▶ Records for this exercise
• • • • •
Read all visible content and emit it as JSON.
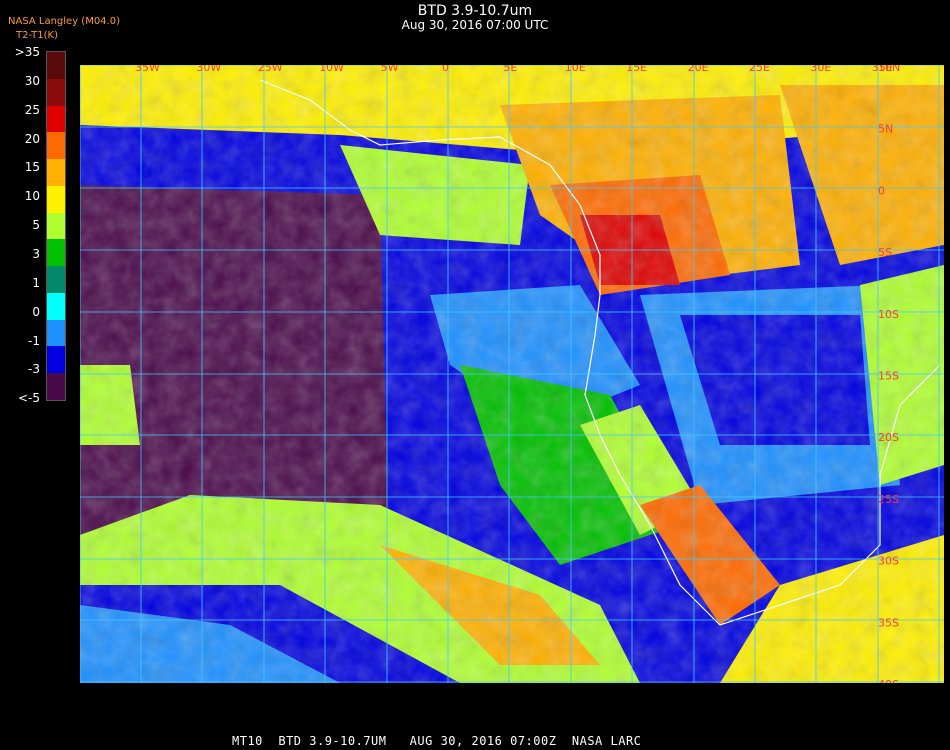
{
  "header": {
    "title": "BTD 3.9-10.7um",
    "datetime": "Aug 30, 2016 07:00 UTC",
    "credit": "NASA Langley (M04.0)",
    "units": "T2-T1(K)"
  },
  "legend": {
    "labels": [
      ">35",
      "30",
      "25",
      "20",
      "15",
      "10",
      "5",
      "3",
      "1",
      "0",
      "-1",
      "-3",
      "<-5"
    ],
    "colors": [
      "#5a0a0a",
      "#8b0a0a",
      "#e00000",
      "#ff6a00",
      "#ffb000",
      "#fff000",
      "#b0ff30",
      "#00c000",
      "#008a6a",
      "#00ffff",
      "#1e90ff",
      "#0000e0",
      "#4a0a4a"
    ]
  },
  "map": {
    "lon_labels": [
      "35W",
      "30W",
      "25W",
      "10W",
      "5W",
      "0",
      "5E",
      "10E",
      "15E",
      "20E",
      "25E",
      "30E",
      "35E"
    ],
    "lat_labels": [
      "10N",
      "5N",
      "0",
      "5S",
      "10S",
      "15S",
      "20S",
      "25S",
      "30S",
      "35S",
      "40S"
    ],
    "grid_color": "#40c8ff"
  },
  "footer": {
    "text": "MT10  BTD 3.9-10.7UM   AUG 30, 2016 07:00Z  NASA LARC"
  }
}
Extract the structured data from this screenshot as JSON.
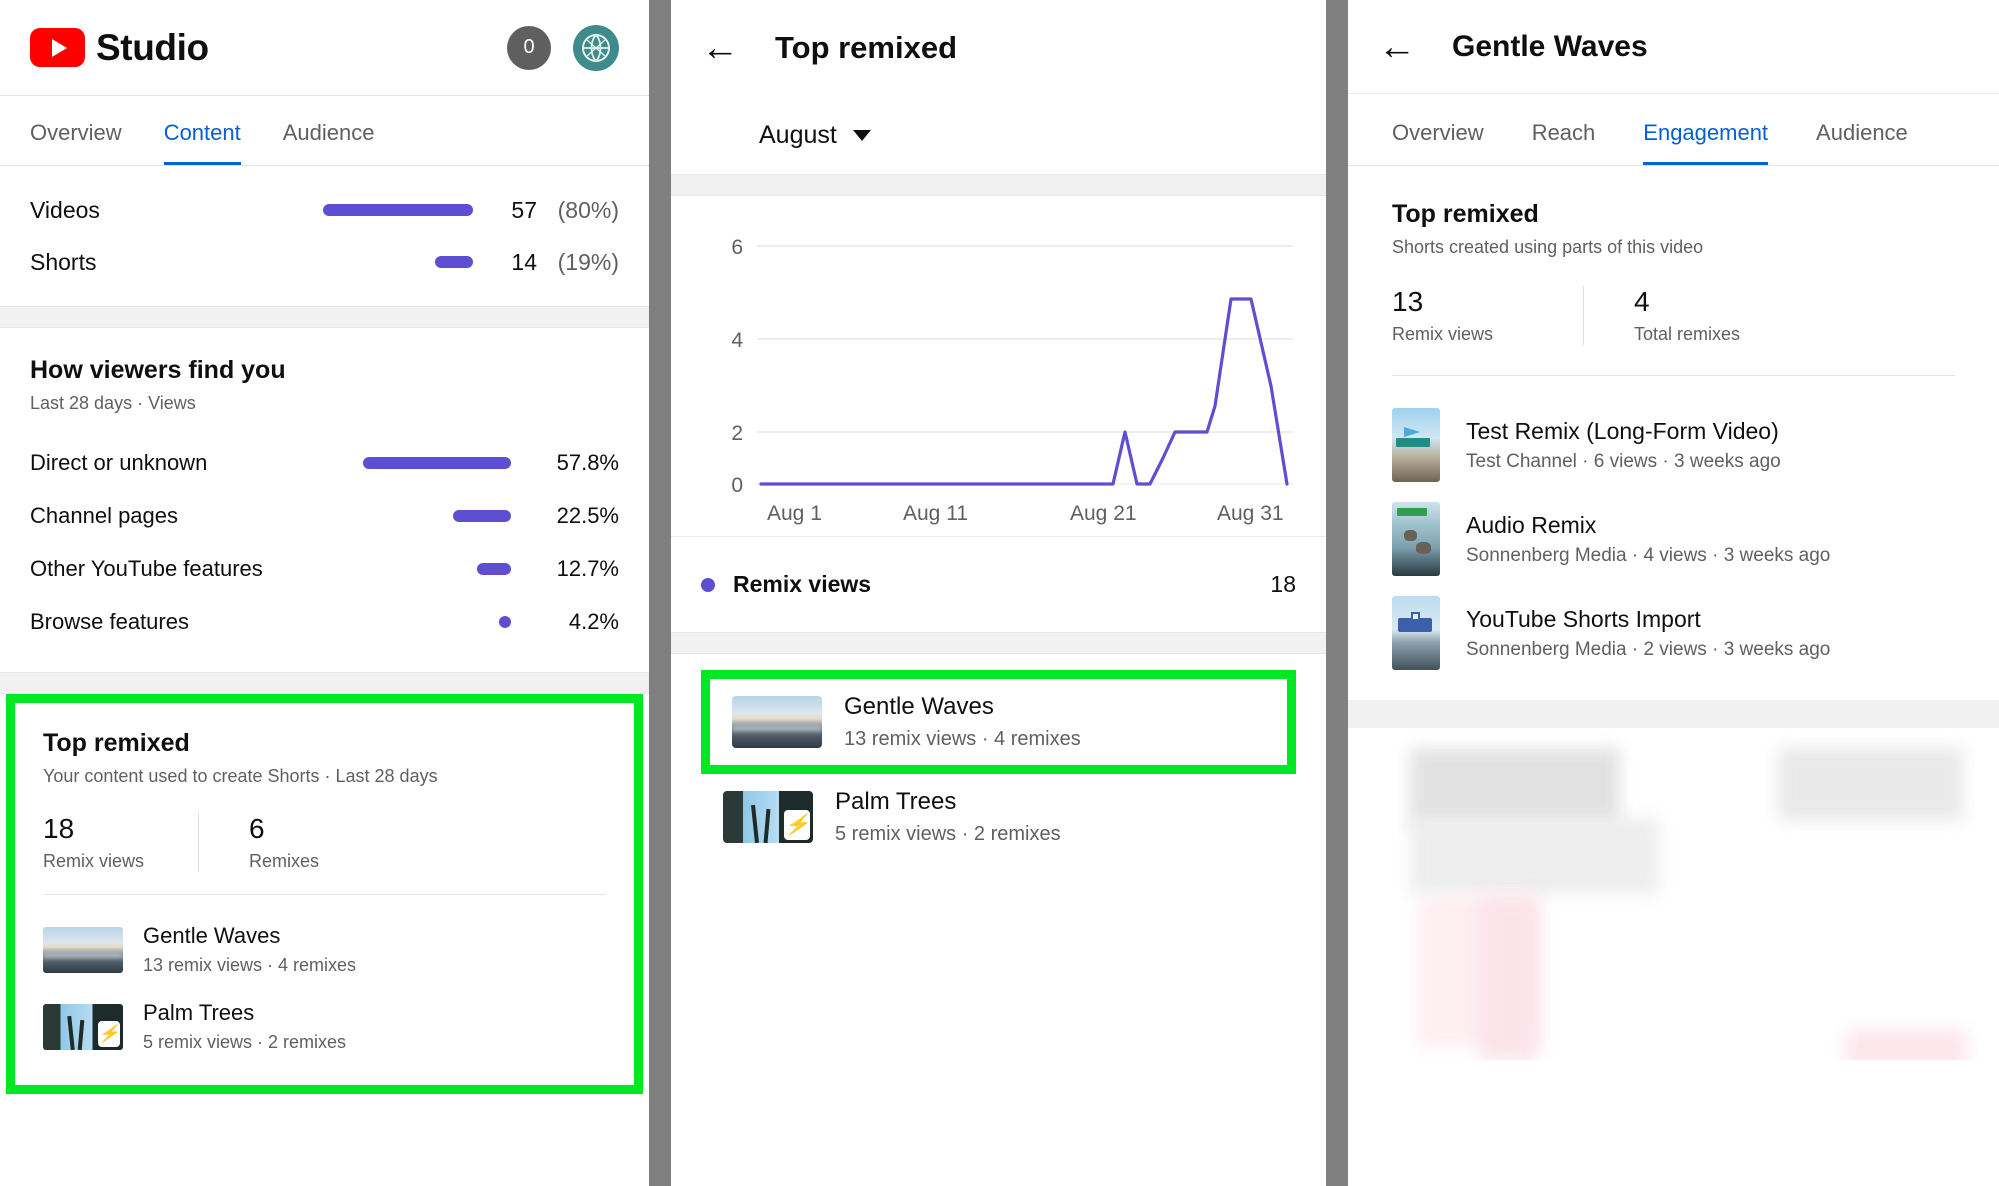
{
  "left": {
    "brand": {
      "name": "Studio",
      "logo_icon": "youtube-logo-icon",
      "badge_count": "0",
      "avatar_icon": "channel-avatar-icon"
    },
    "tabs": [
      {
        "label": "Overview",
        "active": false
      },
      {
        "label": "Content",
        "active": true
      },
      {
        "label": "Audience",
        "active": false
      }
    ],
    "content_breakdown": [
      {
        "label": "Videos",
        "count": "57",
        "pct": "(80%)",
        "bar_pct": 80
      },
      {
        "label": "Shorts",
        "count": "14",
        "pct": "(19%)",
        "bar_pct": 19
      }
    ],
    "traffic": {
      "title": "How viewers find you",
      "subtitle": "Last 28 days · Views",
      "rows": [
        {
          "label": "Direct or unknown",
          "value": "57.8%",
          "bar_pct": 100
        },
        {
          "label": "Channel pages",
          "value": "22.5%",
          "bar_pct": 39
        },
        {
          "label": "Other YouTube features",
          "value": "12.7%",
          "bar_pct": 22
        },
        {
          "label": "Browse features",
          "value": "4.2%",
          "bar_pct": 0
        }
      ]
    },
    "top_remixed": {
      "title": "Top remixed",
      "subtitle": "Your content used to create Shorts · Last 28 days",
      "stats": [
        {
          "value": "18",
          "caption": "Remix views"
        },
        {
          "value": "6",
          "caption": "Remixes"
        }
      ],
      "videos": [
        {
          "title": "Gentle Waves",
          "meta": "13 remix views · 4 remixes",
          "thumb": "waves"
        },
        {
          "title": "Palm Trees",
          "meta": "5 remix views · 2 remixes",
          "thumb": "palms",
          "shorts_badge": true
        }
      ]
    }
  },
  "mid": {
    "back_icon": "back-arrow-icon",
    "title": "Top remixed",
    "month": "August",
    "legend": {
      "label": "Remix views",
      "value": "18"
    },
    "videos": [
      {
        "title": "Gentle Waves",
        "meta": "13 remix views · 4 remixes",
        "thumb": "waves",
        "highlighted": true
      },
      {
        "title": "Palm Trees",
        "meta": "5 remix views · 2 remixes",
        "thumb": "palms",
        "shorts_badge": true,
        "highlighted": false
      }
    ]
  },
  "right": {
    "back_icon": "back-arrow-icon",
    "title": "Gentle Waves",
    "tabs": [
      {
        "label": "Overview",
        "active": false
      },
      {
        "label": "Reach",
        "active": false
      },
      {
        "label": "Engagement",
        "active": true
      },
      {
        "label": "Audience",
        "active": false
      }
    ],
    "top_remixed": {
      "title": "Top remixed",
      "subtitle": "Shorts created using parts of this video",
      "stats": [
        {
          "value": "13",
          "caption": "Remix views"
        },
        {
          "value": "4",
          "caption": "Total remixes"
        }
      ]
    },
    "remixes": [
      {
        "title": "Test Remix (Long-Form Video)",
        "meta": "Test Channel · 6 views · 3 weeks ago",
        "thumb": "testremix"
      },
      {
        "title": "Audio Remix",
        "meta": "Sonnenberg Media · 4 views · 3 weeks ago",
        "thumb": "audio"
      },
      {
        "title": "YouTube Shorts Import",
        "meta": "Sonnenberg Media · 2 views · 3 weeks ago",
        "thumb": "import"
      }
    ]
  },
  "colors": {
    "accent_blue": "#065fd4",
    "bar_purple": "#5e4ed1",
    "highlight_green": "#00e822",
    "youtube_red": "#ff0000",
    "shorts_red": "#ff0033"
  },
  "chart_data": {
    "type": "line",
    "title": "Remix views",
    "xlabel": "",
    "ylabel": "",
    "ylim": [
      0,
      6.8
    ],
    "yticks": [
      0,
      2,
      4,
      6
    ],
    "ytick_labels": [
      "0",
      "2",
      "4",
      "6"
    ],
    "xtick_labels": [
      "Aug 1",
      "Aug 11",
      "Aug 21",
      "Aug 31"
    ],
    "xticks": [
      1,
      11,
      21,
      31
    ],
    "grid": true,
    "legend_position": "below",
    "series": [
      {
        "name": "Remix views",
        "color": "#5e4ed1",
        "x": [
          1,
          2,
          3,
          4,
          5,
          6,
          7,
          8,
          9,
          10,
          11,
          12,
          13,
          14,
          15,
          16,
          17,
          18,
          19,
          20,
          21,
          22,
          23,
          24,
          25,
          26,
          27,
          28,
          29,
          30,
          31
        ],
        "values": [
          0,
          0,
          0,
          0,
          0,
          0,
          0,
          0,
          0,
          0,
          0,
          0,
          0,
          0,
          0,
          0,
          0,
          0,
          0,
          0,
          0,
          2,
          0,
          0,
          1,
          2,
          2,
          3,
          5,
          5,
          0
        ]
      }
    ],
    "total": 18
  }
}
• • • • •
▶ Required work
Give the number of lines in the entries that include the string "subtitle", and nothing more.

▶ Solution to the problem
3